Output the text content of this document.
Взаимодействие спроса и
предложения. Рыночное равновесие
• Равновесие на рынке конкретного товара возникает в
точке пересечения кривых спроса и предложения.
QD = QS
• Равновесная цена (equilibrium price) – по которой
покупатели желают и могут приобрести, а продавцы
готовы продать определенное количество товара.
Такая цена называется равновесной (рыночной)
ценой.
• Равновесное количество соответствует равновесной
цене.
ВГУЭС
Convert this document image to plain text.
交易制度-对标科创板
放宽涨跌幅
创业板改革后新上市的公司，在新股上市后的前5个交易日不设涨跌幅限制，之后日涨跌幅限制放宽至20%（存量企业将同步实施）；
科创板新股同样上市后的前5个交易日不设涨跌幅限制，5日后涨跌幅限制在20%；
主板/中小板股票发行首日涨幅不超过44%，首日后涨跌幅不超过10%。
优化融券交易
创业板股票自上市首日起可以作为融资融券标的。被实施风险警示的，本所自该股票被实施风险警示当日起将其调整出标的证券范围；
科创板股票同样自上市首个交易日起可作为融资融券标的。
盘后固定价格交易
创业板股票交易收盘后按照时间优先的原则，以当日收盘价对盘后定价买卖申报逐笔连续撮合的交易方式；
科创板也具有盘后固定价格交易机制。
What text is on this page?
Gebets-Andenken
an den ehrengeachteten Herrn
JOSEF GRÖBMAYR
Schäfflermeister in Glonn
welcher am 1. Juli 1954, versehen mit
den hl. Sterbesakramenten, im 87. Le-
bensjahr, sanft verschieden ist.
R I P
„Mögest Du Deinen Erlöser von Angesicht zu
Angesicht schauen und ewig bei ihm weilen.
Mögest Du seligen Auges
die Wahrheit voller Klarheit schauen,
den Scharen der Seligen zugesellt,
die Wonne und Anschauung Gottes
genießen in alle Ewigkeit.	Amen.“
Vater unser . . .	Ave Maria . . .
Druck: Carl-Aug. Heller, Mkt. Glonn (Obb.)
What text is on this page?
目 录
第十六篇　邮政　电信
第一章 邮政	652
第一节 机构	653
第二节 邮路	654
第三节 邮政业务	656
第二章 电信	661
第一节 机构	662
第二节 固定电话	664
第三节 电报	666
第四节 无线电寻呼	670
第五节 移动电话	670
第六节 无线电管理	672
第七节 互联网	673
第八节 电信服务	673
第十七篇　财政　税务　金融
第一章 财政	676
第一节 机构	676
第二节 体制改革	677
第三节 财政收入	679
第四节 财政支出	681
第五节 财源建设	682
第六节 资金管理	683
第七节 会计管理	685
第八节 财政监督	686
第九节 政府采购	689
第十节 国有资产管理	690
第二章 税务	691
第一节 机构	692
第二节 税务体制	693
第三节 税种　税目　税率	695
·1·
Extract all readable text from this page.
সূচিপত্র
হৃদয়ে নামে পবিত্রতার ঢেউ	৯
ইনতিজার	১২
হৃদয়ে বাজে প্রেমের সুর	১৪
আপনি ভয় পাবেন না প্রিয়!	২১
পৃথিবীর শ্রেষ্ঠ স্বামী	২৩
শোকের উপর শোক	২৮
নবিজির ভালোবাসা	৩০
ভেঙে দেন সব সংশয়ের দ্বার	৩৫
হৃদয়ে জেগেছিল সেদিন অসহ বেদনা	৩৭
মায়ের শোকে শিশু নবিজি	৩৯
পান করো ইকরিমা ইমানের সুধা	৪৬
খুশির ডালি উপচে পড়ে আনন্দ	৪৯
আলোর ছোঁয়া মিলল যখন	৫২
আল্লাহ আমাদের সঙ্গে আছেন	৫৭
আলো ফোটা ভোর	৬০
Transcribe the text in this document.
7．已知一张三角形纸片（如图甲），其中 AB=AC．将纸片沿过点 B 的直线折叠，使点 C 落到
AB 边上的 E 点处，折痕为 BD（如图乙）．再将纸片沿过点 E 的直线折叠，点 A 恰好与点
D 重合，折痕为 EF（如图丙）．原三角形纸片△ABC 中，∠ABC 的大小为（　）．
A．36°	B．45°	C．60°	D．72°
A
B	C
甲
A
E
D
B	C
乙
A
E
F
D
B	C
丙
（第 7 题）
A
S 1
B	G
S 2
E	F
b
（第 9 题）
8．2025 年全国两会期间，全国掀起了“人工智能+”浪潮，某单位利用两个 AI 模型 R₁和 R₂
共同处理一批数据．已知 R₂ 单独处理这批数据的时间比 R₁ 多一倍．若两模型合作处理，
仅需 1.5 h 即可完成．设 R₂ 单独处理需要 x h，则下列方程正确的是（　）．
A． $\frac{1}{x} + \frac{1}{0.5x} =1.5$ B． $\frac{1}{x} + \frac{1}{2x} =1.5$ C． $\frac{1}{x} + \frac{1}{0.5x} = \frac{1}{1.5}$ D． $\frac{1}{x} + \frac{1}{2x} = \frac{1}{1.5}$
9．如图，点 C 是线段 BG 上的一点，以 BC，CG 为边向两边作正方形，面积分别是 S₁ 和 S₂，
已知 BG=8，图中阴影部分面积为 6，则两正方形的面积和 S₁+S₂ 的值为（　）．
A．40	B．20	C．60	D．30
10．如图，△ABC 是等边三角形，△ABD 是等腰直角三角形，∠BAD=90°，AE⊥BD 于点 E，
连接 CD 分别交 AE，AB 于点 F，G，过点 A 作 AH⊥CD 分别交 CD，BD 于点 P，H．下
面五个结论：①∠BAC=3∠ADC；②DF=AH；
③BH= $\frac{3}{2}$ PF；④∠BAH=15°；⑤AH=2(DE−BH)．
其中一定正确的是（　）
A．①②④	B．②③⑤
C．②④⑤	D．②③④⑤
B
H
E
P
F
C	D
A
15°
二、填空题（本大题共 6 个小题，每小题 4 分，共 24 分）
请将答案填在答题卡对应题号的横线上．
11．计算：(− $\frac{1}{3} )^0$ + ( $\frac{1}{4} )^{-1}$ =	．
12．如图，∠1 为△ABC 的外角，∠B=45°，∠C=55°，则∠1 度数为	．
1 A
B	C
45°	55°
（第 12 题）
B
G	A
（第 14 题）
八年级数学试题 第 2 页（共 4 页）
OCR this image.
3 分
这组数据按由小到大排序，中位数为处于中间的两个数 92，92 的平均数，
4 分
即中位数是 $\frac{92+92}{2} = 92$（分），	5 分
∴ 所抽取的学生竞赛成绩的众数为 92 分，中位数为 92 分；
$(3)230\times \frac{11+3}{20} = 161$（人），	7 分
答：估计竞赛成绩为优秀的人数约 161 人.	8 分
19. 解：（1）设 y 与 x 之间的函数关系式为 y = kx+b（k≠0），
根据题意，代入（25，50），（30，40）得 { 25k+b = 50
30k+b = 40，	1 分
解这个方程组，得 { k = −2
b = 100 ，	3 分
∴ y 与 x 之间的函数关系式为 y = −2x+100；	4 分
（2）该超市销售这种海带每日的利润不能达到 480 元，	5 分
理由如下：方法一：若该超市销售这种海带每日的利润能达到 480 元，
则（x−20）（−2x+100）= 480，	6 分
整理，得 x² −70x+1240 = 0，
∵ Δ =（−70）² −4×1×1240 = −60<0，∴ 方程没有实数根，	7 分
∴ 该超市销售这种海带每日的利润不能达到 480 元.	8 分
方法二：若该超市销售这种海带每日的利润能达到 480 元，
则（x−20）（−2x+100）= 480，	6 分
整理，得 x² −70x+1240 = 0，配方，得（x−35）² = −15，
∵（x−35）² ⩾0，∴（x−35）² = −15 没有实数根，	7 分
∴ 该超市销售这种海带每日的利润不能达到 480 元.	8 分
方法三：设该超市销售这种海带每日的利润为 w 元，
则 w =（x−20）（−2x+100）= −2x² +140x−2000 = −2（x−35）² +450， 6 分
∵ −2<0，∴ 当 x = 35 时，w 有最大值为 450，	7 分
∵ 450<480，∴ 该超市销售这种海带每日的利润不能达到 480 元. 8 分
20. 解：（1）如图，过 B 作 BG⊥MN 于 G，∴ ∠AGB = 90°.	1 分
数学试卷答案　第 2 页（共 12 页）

---

**Problem statement:** Search the data for the string "равновесной" and copy each line where it appears.

**In response:**
Такая цена называется равновесной (рыночной)
• Равновесное количество соответствует равновесной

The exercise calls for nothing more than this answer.